• [RECORDS SHOWN]:
+++
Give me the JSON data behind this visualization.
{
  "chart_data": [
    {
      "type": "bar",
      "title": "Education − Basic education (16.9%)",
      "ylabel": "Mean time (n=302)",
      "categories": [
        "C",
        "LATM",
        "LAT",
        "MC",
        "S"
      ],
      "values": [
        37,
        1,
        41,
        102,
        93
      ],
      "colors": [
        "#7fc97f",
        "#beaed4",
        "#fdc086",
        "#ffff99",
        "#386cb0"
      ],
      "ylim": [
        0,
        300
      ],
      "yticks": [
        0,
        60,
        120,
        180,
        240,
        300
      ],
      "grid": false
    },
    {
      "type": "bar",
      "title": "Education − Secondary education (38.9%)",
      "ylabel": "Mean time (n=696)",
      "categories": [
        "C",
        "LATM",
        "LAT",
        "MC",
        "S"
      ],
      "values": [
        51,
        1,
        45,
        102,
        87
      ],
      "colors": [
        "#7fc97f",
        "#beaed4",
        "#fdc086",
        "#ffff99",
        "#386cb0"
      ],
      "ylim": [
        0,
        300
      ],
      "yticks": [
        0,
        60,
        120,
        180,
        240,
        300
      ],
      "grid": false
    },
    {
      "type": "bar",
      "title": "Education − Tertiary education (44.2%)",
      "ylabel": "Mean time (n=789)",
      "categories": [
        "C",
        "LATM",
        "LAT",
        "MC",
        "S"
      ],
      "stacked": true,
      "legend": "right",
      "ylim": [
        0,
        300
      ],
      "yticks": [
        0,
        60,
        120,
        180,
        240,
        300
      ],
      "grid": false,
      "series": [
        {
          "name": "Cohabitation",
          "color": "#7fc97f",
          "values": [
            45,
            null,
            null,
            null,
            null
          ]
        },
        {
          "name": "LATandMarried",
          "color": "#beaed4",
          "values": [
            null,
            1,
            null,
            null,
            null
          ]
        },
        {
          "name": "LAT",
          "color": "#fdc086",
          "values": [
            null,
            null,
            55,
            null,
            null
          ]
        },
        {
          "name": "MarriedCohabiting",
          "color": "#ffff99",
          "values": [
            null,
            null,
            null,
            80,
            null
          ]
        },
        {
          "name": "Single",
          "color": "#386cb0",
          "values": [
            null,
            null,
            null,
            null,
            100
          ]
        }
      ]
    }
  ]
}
+++
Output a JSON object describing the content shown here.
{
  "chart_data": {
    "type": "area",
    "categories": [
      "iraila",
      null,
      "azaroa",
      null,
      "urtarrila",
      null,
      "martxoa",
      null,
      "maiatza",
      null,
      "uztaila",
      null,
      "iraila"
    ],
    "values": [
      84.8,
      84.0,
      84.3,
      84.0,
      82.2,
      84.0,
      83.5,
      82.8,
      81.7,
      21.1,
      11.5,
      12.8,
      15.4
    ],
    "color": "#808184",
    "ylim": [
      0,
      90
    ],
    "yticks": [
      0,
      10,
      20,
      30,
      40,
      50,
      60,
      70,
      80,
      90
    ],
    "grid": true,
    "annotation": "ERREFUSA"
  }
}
+++
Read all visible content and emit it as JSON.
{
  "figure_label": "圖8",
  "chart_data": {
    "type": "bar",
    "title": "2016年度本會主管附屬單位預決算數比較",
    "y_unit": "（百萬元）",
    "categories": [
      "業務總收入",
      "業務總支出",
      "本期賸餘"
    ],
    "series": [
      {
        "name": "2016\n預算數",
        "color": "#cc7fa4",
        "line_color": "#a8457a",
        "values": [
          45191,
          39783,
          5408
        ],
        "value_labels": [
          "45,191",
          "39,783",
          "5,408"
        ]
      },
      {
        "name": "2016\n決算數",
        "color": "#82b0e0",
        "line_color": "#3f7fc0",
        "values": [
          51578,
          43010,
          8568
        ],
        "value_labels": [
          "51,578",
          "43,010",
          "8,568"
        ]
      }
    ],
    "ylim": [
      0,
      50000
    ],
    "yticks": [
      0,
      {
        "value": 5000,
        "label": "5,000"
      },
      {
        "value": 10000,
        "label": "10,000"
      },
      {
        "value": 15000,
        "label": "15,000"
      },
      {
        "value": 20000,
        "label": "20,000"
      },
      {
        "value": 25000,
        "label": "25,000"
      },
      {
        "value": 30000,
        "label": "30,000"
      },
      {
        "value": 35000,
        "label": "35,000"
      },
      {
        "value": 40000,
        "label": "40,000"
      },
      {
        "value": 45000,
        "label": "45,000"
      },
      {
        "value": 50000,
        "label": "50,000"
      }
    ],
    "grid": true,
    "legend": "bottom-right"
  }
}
+++
• [WHAT THE EXERCISE ASKS]:
Determine the number of lines in the listing that hold the word "Mean", and supply that number and nothing further.

• [RESPONSE TO THIS EXERCISE]:
3